** START OF DATASET EXTRACT **
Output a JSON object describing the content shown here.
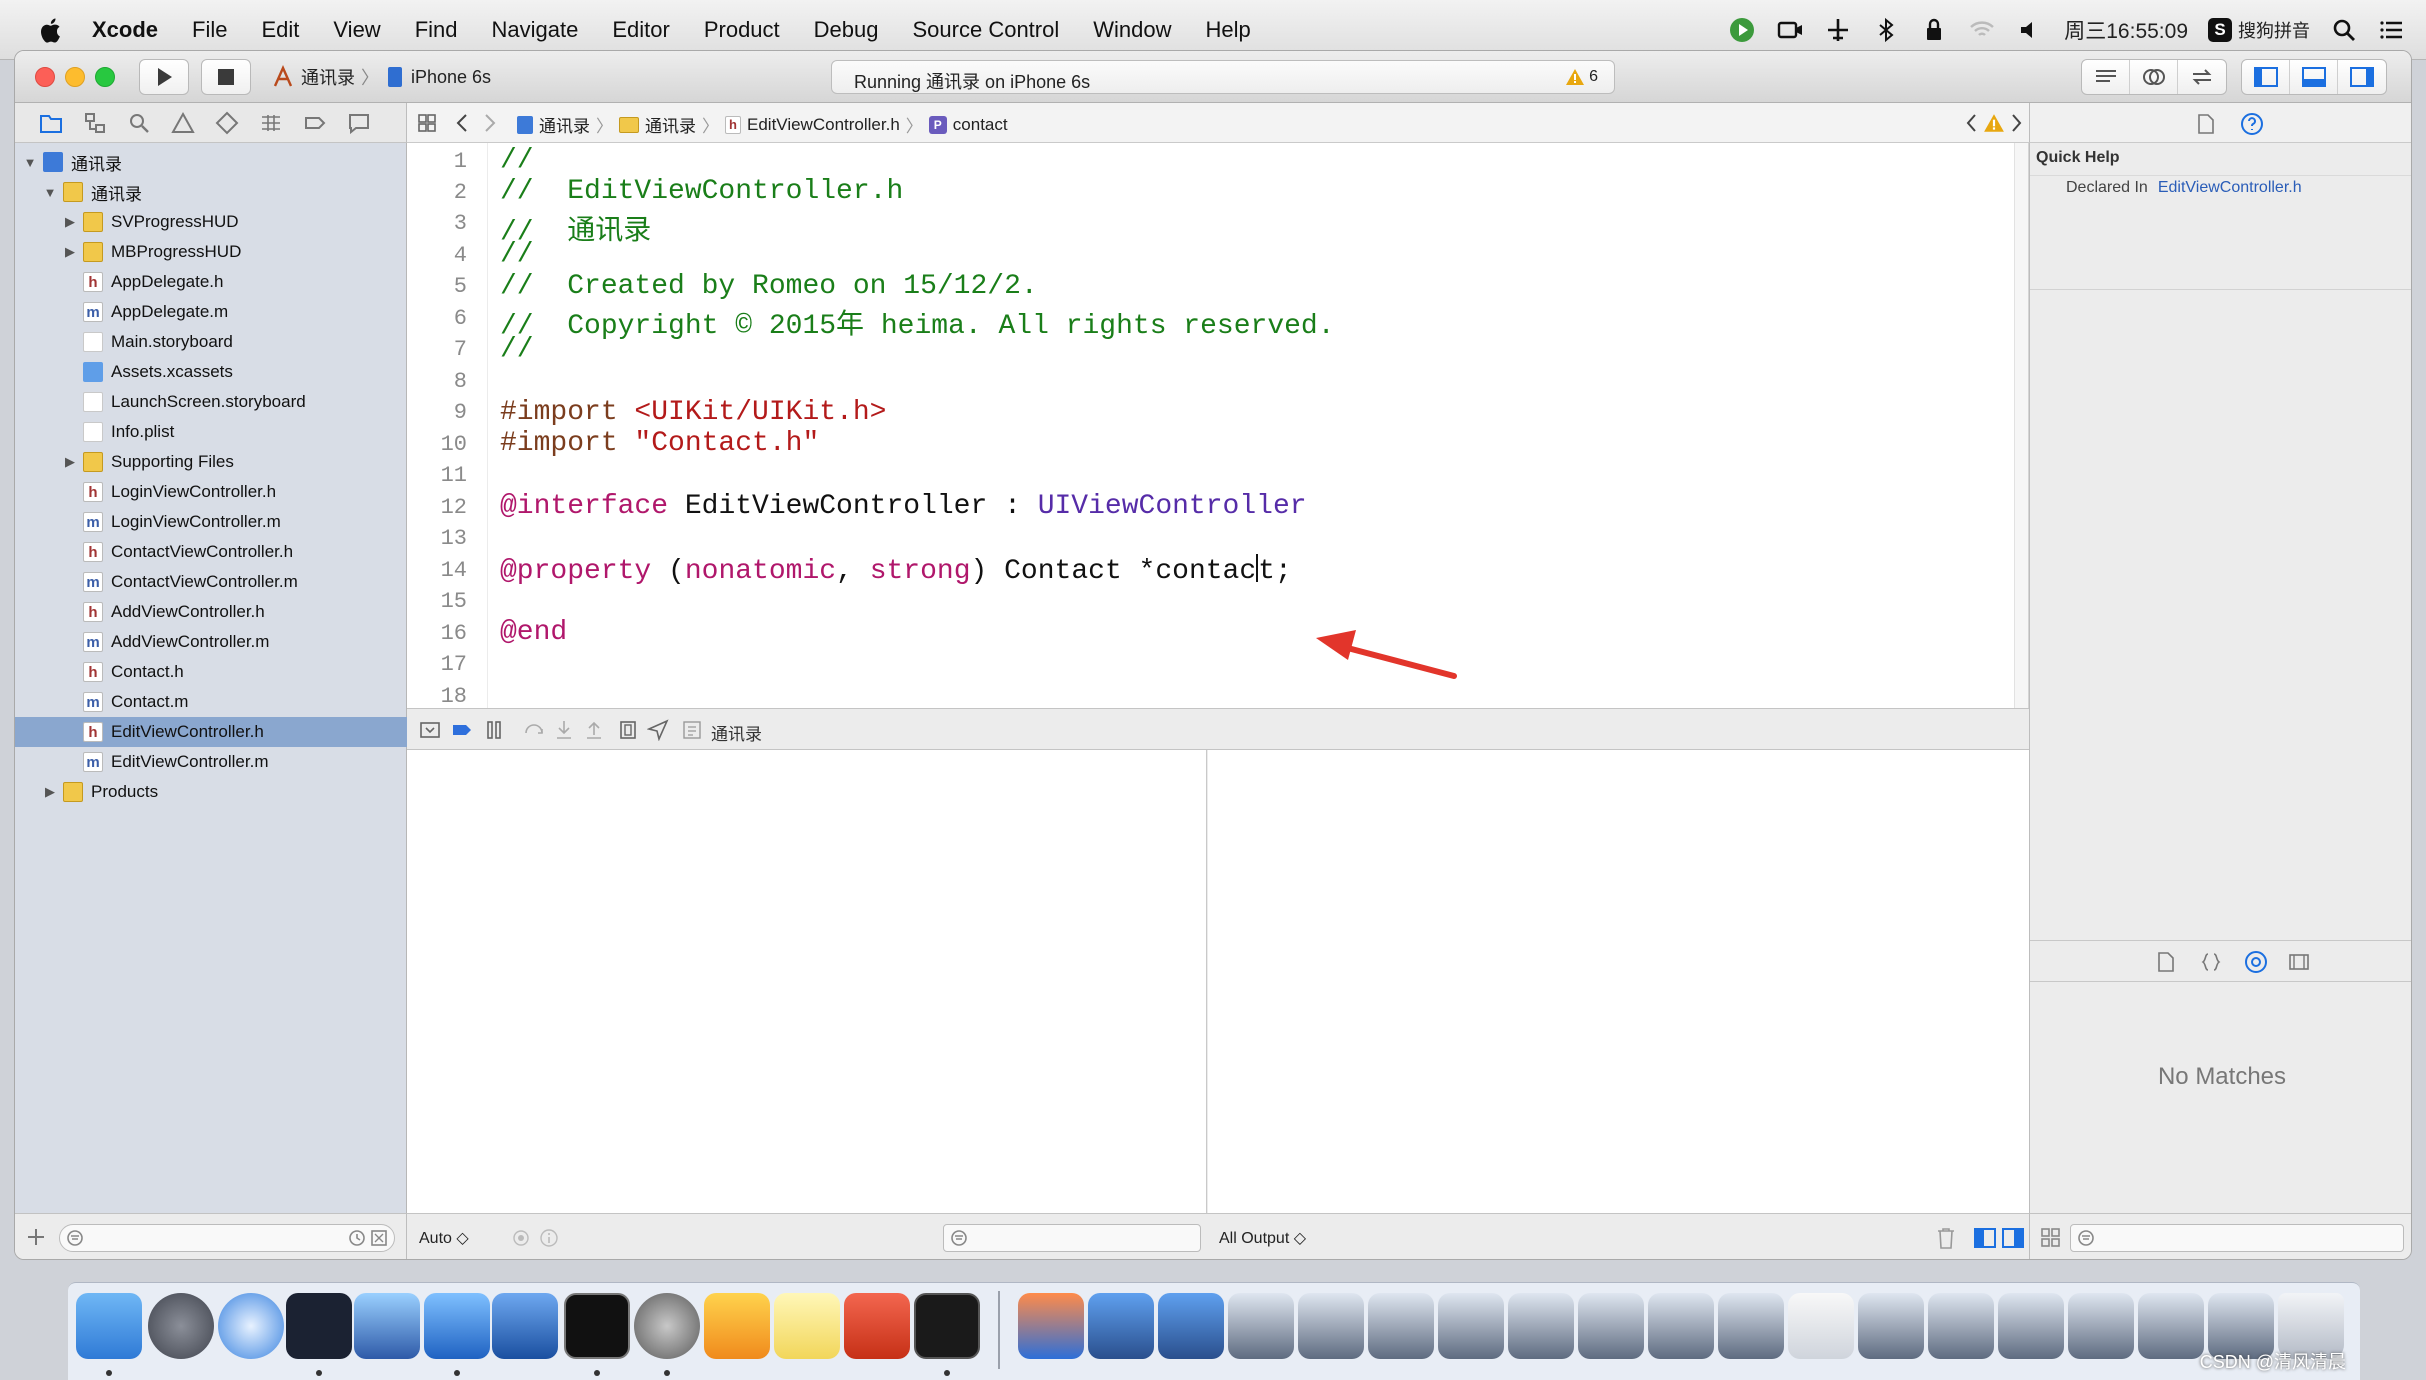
{
  "menubar": {
    "app_name": "Xcode",
    "items": [
      "File",
      "Edit",
      "View",
      "Find",
      "Navigate",
      "Editor",
      "Product",
      "Debug",
      "Source Control",
      "Window",
      "Help"
    ],
    "clock": "周三16:55:09",
    "input_method": "搜狗拼音"
  },
  "toolbar": {
    "scheme_project": "通讯录",
    "scheme_device": "iPhone 6s",
    "status_text": "Running 通讯录 on iPhone 6s",
    "warning_count": "6"
  },
  "navigator": {
    "project_name": "通讯录",
    "items": [
      {
        "label": "通讯录",
        "kind": "project"
      },
      {
        "label": "通讯录",
        "kind": "folder"
      },
      {
        "label": "SVProgressHUD",
        "kind": "folder"
      },
      {
        "label": "MBProgressHUD",
        "kind": "folder"
      },
      {
        "label": "AppDelegate.h",
        "kind": "h"
      },
      {
        "label": "AppDelegate.m",
        "kind": "m"
      },
      {
        "label": "Main.storyboard",
        "kind": "storyboard"
      },
      {
        "label": "Assets.xcassets",
        "kind": "assets"
      },
      {
        "label": "LaunchScreen.storyboard",
        "kind": "storyboard"
      },
      {
        "label": "Info.plist",
        "kind": "plist"
      },
      {
        "label": "Supporting Files",
        "kind": "folder"
      },
      {
        "label": "LoginViewController.h",
        "kind": "h"
      },
      {
        "label": "LoginViewController.m",
        "kind": "m"
      },
      {
        "label": "ContactViewController.h",
        "kind": "h"
      },
      {
        "label": "ContactViewController.m",
        "kind": "m"
      },
      {
        "label": "AddViewController.h",
        "kind": "h"
      },
      {
        "label": "AddViewController.m",
        "kind": "m"
      },
      {
        "label": "Contact.h",
        "kind": "h"
      },
      {
        "label": "Contact.m",
        "kind": "m"
      },
      {
        "label": "EditViewController.h",
        "kind": "h"
      },
      {
        "label": "EditViewController.m",
        "kind": "m"
      },
      {
        "label": "Products",
        "kind": "folder"
      }
    ],
    "selected": "EditViewController.h"
  },
  "jumpbar": {
    "crumbs": [
      "通讯录",
      "通讯录",
      "EditViewController.h",
      "contact"
    ]
  },
  "editor": {
    "line_numbers": [
      "1",
      "2",
      "3",
      "4",
      "5",
      "6",
      "7",
      "8",
      "9",
      "10",
      "11",
      "12",
      "13",
      "14",
      "15",
      "16",
      "17",
      "18"
    ],
    "lines": {
      "l1": "//",
      "l2": "//  EditViewController.h",
      "l3": "//  通讯录",
      "l4": "//",
      "l5": "//  Created by Romeo on 15/12/2.",
      "l6": "//  Copyright © 2015年 heima. All rights reserved.",
      "l7": "//",
      "l9_a": "#import ",
      "l9_b": "<UIKit/UIKit.h>",
      "l10_a": "#import ",
      "l10_b": "\"Contact.h\"",
      "l12_a": "@interface",
      "l12_b": " EditViewController : ",
      "l12_c": "UIViewController",
      "l15_a": "@property",
      "l15_b": " (",
      "l15_c": "nonatomic",
      "l15_d": ", ",
      "l15_e": "strong",
      "l15_f": ") Contact *contac",
      "l15_g": "t;",
      "l17": "@end"
    }
  },
  "debug": {
    "process_label": "通讯录",
    "auto_label": "Auto ◇",
    "output_label": "All Output ◇"
  },
  "inspector": {
    "quick_help_title": "Quick Help",
    "declared_in_label": "Declared In",
    "declared_in_file": "EditViewController.h",
    "no_matches": "No Matches"
  },
  "watermark": "CSDN @清风清晨",
  "colors": {
    "selection": "#8aa7cf",
    "comment": "#1a7e19",
    "keyword": "#b0176b",
    "class": "#562ca8",
    "string": "#b31a1a",
    "arrow": "#e2352b"
  }
}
** END OF DATASET EXTRACT **
* _TASK TO CARRY OUT_:
Set down the complete material exactly, but do not include the images.

* _EXERCISE SOLUTION_:
Output a JSON object describing the content shown here.
{
  "menubar": {
    "app_name": "Xcode",
    "items": [
      "File",
      "Edit",
      "View",
      "Find",
      "Navigate",
      "Editor",
      "Product",
      "Debug",
      "Source Control",
      "Window",
      "Help"
    ],
    "clock": "周三16:55:09",
    "input_method": "搜狗拼音"
  },
  "toolbar": {
    "scheme_project": "通讯录",
    "scheme_device": "iPhone 6s",
    "status_text": "Running 通讯录 on iPhone 6s",
    "warning_count": "6"
  },
  "navigator": {
    "project_name": "通讯录",
    "items": [
      {
        "label": "通讯录",
        "kind": "project"
      },
      {
        "label": "通讯录",
        "kind": "folder"
      },
      {
        "label": "SVProgressHUD",
        "kind": "folder"
      },
      {
        "label": "MBProgressHUD",
        "kind": "folder"
      },
      {
        "label": "AppDelegate.h",
        "kind": "h"
      },
      {
        "label": "AppDelegate.m",
        "kind": "m"
      },
      {
        "label": "Main.storyboard",
        "kind": "storyboard"
      },
      {
        "label": "Assets.xcassets",
        "kind": "assets"
      },
      {
        "label": "LaunchScreen.storyboard",
        "kind": "storyboard"
      },
      {
        "label": "Info.plist",
        "kind": "plist"
      },
      {
        "label": "Supporting Files",
        "kind": "folder"
      },
      {
        "label": "LoginViewController.h",
        "kind": "h"
      },
      {
        "label": "LoginViewController.m",
        "kind": "m"
      },
      {
        "label": "ContactViewController.h",
        "kind": "h"
      },
      {
        "label": "ContactViewController.m",
        "kind": "m"
      },
      {
        "label": "AddViewController.h",
        "kind": "h"
      },
      {
        "label": "AddViewController.m",
        "kind": "m"
      },
      {
        "label": "Contact.h",
        "kind": "h"
      },
      {
        "label": "Contact.m",
        "kind": "m"
      },
      {
        "label": "EditViewController.h",
        "kind": "h"
      },
      {
        "label": "EditViewController.m",
        "kind": "m"
      },
      {
        "label": "Products",
        "kind": "folder"
      }
    ],
    "selected": "EditViewController.h"
  },
  "jumpbar": {
    "crumbs": [
      "通讯录",
      "通讯录",
      "EditViewController.h",
      "contact"
    ]
  },
  "editor": {
    "line_numbers": [
      "1",
      "2",
      "3",
      "4",
      "5",
      "6",
      "7",
      "8",
      "9",
      "10",
      "11",
      "12",
      "13",
      "14",
      "15",
      "16",
      "17",
      "18"
    ],
    "lines": {
      "l1": "//",
      "l2": "//  EditViewController.h",
      "l3": "//  通讯录",
      "l4": "//",
      "l5": "//  Created by Romeo on 15/12/2.",
      "l6": "//  Copyright © 2015年 heima. All rights reserved.",
      "l7": "//",
      "l9_a": "#import ",
      "l9_b": "<UIKit/UIKit.h>",
      "l10_a": "#import ",
      "l10_b": "\"Contact.h\"",
      "l12_a": "@interface",
      "l12_b": " EditViewController : ",
      "l12_c": "UIViewController",
      "l15_a": "@property",
      "l15_b": " (",
      "l15_c": "nonatomic",
      "l15_d": ", ",
      "l15_e": "strong",
      "l15_f": ") Contact *contac",
      "l15_g": "t;",
      "l17": "@end"
    }
  },
  "debug": {
    "process_label": "通讯录",
    "auto_label": "Auto ◇",
    "output_label": "All Output ◇"
  },
  "inspector": {
    "quick_help_title": "Quick Help",
    "declared_in_label": "Declared In",
    "declared_in_file": "EditViewController.h",
    "no_matches": "No Matches"
  },
  "watermark": "CSDN @清风清晨",
  "colors": {
    "selection": "#8aa7cf",
    "comment": "#1a7e19",
    "keyword": "#b0176b",
    "class": "#562ca8",
    "string": "#b31a1a",
    "arrow": "#e2352b"
  }
}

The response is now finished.